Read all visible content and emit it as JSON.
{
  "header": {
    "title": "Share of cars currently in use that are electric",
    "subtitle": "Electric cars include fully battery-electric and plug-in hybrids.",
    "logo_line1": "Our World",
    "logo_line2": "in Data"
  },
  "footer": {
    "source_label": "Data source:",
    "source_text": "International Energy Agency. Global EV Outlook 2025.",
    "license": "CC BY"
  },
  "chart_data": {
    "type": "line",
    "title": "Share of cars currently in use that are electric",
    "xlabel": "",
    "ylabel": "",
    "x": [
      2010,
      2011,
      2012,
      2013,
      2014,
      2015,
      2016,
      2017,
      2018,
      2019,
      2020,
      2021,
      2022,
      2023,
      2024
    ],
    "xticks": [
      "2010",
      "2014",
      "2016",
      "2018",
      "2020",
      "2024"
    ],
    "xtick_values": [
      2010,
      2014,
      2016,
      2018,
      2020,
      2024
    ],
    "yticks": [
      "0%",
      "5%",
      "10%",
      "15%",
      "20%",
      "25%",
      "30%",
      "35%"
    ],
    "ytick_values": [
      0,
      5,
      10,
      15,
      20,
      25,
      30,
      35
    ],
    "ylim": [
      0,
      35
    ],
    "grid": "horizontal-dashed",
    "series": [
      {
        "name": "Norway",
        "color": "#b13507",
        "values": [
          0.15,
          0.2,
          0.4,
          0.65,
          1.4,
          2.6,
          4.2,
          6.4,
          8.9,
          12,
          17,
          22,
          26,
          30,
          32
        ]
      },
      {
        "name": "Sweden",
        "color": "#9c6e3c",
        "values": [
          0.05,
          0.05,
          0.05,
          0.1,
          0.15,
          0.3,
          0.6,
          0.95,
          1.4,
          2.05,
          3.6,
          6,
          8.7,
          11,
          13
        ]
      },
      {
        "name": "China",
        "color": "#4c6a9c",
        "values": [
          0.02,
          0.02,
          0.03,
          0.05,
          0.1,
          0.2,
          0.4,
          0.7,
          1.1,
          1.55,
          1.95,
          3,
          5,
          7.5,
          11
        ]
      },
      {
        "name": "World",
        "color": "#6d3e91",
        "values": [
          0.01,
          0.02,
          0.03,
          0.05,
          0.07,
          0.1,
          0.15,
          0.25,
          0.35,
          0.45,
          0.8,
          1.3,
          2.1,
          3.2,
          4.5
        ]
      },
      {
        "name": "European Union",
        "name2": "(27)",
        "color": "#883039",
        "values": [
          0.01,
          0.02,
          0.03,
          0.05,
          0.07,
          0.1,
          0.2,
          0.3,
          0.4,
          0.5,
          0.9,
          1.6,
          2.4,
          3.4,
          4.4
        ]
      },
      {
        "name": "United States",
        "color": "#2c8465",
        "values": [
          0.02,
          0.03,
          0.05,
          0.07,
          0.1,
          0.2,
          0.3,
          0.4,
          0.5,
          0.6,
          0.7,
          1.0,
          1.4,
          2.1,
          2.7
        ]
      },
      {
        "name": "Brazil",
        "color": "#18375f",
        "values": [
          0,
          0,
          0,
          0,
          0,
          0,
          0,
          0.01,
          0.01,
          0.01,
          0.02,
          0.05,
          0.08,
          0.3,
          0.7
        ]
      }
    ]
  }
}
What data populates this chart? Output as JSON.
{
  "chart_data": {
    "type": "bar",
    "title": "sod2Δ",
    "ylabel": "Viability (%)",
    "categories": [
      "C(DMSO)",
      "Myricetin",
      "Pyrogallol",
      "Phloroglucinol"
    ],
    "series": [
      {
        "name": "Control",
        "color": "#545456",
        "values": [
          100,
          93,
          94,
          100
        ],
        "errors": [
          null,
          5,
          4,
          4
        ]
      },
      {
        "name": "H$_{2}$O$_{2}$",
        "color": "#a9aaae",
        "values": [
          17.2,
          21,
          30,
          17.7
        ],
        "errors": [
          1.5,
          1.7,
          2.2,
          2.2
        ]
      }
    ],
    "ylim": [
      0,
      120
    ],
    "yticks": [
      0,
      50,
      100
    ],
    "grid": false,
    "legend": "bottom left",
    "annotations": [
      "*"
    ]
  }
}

• _STATED GOAL_
Give the material above again, word for word.

• _TASK OUTPUT_
Read all visible content and emit it as JSON.
{
  "header": {
    "title": "Share of cars currently in use that are electric",
    "subtitle": "Electric cars include fully battery-electric and plug-in hybrids.",
    "logo_line1": "Our World",
    "logo_line2": "in Data"
  },
  "footer": {
    "source_label": "Data source:",
    "source_text": "International Energy Agency. Global EV Outlook 2025.",
    "license": "CC BY"
  },
  "chart_data": {
    "type": "line",
    "title": "Share of cars currently in use that are electric",
    "xlabel": "",
    "ylabel": "",
    "x": [
      2010,
      2011,
      2012,
      2013,
      2014,
      2015,
      2016,
      2017,
      2018,
      2019,
      2020,
      2021,
      2022,
      2023,
      2024
    ],
    "xticks": [
      "2010",
      "2014",
      "2016",
      "2018",
      "2020",
      "2024"
    ],
    "xtick_values": [
      2010,
      2014,
      2016,
      2018,
      2020,
      2024
    ],
    "yticks": [
      "0%",
      "5%",
      "10%",
      "15%",
      "20%",
      "25%",
      "30%",
      "35%"
    ],
    "ytick_values": [
      0,
      5,
      10,
      15,
      20,
      25,
      30,
      35
    ],
    "ylim": [
      0,
      35
    ],
    "grid": "horizontal-dashed",
    "series": [
      {
        "name": "Norway",
        "color": "#b13507",
        "values": [
          0.15,
          0.2,
          0.4,
          0.65,
          1.4,
          2.6,
          4.2,
          6.4,
          8.9,
          12,
          17,
          22,
          26,
          30,
          32
        ]
      },
      {
        "name": "Sweden",
        "color": "#9c6e3c",
        "values": [
          0.05,
          0.05,
          0.05,
          0.1,
          0.15,
          0.3,
          0.6,
          0.95,
          1.4,
          2.05,
          3.6,
          6,
          8.7,
          11,
          13
        ]
      },
      {
        "name": "China",
        "color": "#4c6a9c",
        "values": [
          0.02,
          0.02,
          0.03,
          0.05,
          0.1,
          0.2,
          0.4,
          0.7,
          1.1,
          1.55,
          1.95,
          3,
          5,
          7.5,
          11
        ]
      },
      {
        "name": "World",
        "color": "#6d3e91",
        "values": [
          0.01,
          0.02,
          0.03,
          0.05,
          0.07,
          0.1,
          0.15,
          0.25,
          0.35,
          0.45,
          0.8,
          1.3,
          2.1,
          3.2,
          4.5
        ]
      },
      {
        "name": "European Union",
        "name2": "(27)",
        "color": "#883039",
        "values": [
          0.01,
          0.02,
          0.03,
          0.05,
          0.07,
          0.1,
          0.2,
          0.3,
          0.4,
          0.5,
          0.9,
          1.6,
          2.4,
          3.4,
          4.4
        ]
      },
      {
        "name": "United States",
        "color": "#2c8465",
        "values": [
          0.02,
          0.03,
          0.05,
          0.07,
          0.1,
          0.2,
          0.3,
          0.4,
          0.5,
          0.6,
          0.7,
          1.0,
          1.4,
          2.1,
          2.7
        ]
      },
      {
        "name": "Brazil",
        "color": "#18375f",
        "values": [
          0,
          0,
          0,
          0,
          0,
          0,
          0,
          0.01,
          0.01,
          0.01,
          0.02,
          0.05,
          0.08,
          0.3,
          0.7
        ]
      }
    ]
  }
}
What data populates this chart? Output as JSON.
{
  "chart_data": {
    "type": "bar",
    "title": "sod2Δ",
    "ylabel": "Viability (%)",
    "categories": [
      "C(DMSO)",
      "Myricetin",
      "Pyrogallol",
      "Phloroglucinol"
    ],
    "series": [
      {
        "name": "Control",
        "color": "#545456",
        "values": [
          100,
          93,
          94,
          100
        ],
        "errors": [
          null,
          5,
          4,
          4
        ]
      },
      {
        "name": "H$_{2}$O$_{2}$",
        "color": "#a9aaae",
        "values": [
          17.2,
          21,
          30,
          17.7
        ],
        "errors": [
          1.5,
          1.7,
          2.2,
          2.2
        ]
      }
    ],
    "ylim": [
      0,
      120
    ],
    "yticks": [
      0,
      50,
      100
    ],
    "grid": false,
    "legend": "bottom left",
    "annotations": [
      "*"
    ]
  }
}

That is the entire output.